(Stated exercise) State the number of lines below in which the word "text" appears. Nothing else belongs in the answer.

(Entries)
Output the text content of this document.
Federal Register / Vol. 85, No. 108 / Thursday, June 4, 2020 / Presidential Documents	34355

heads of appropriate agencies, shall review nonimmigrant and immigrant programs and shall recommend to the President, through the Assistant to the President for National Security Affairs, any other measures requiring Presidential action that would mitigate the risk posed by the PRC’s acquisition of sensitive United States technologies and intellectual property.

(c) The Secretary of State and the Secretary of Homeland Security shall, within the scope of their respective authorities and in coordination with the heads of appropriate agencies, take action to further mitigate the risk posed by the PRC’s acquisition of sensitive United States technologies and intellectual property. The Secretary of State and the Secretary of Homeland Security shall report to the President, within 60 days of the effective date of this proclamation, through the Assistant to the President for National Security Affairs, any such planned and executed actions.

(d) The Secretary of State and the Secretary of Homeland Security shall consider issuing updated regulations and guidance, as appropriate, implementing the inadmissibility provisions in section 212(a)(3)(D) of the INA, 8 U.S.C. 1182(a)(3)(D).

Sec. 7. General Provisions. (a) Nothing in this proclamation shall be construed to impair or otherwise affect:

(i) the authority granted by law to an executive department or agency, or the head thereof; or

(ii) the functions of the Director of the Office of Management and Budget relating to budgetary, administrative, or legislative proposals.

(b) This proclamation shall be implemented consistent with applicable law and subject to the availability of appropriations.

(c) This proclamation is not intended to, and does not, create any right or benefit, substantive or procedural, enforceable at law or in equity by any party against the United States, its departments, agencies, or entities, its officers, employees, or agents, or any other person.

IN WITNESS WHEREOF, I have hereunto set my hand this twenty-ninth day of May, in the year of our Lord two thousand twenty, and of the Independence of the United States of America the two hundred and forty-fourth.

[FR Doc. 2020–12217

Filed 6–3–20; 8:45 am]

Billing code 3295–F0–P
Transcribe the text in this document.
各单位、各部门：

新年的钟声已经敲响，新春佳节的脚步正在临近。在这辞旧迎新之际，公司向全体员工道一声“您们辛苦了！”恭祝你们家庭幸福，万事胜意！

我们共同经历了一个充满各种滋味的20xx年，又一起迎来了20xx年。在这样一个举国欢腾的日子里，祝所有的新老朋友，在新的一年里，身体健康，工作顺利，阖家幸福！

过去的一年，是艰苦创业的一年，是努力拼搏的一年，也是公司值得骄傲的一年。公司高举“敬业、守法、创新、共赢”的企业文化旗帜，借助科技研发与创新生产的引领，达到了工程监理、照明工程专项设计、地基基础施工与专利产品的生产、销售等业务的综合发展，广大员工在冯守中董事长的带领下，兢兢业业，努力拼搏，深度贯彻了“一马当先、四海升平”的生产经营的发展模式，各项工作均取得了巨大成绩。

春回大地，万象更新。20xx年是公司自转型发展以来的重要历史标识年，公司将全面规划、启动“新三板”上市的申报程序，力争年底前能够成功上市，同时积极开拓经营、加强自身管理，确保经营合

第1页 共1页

(Answer to this problem) 2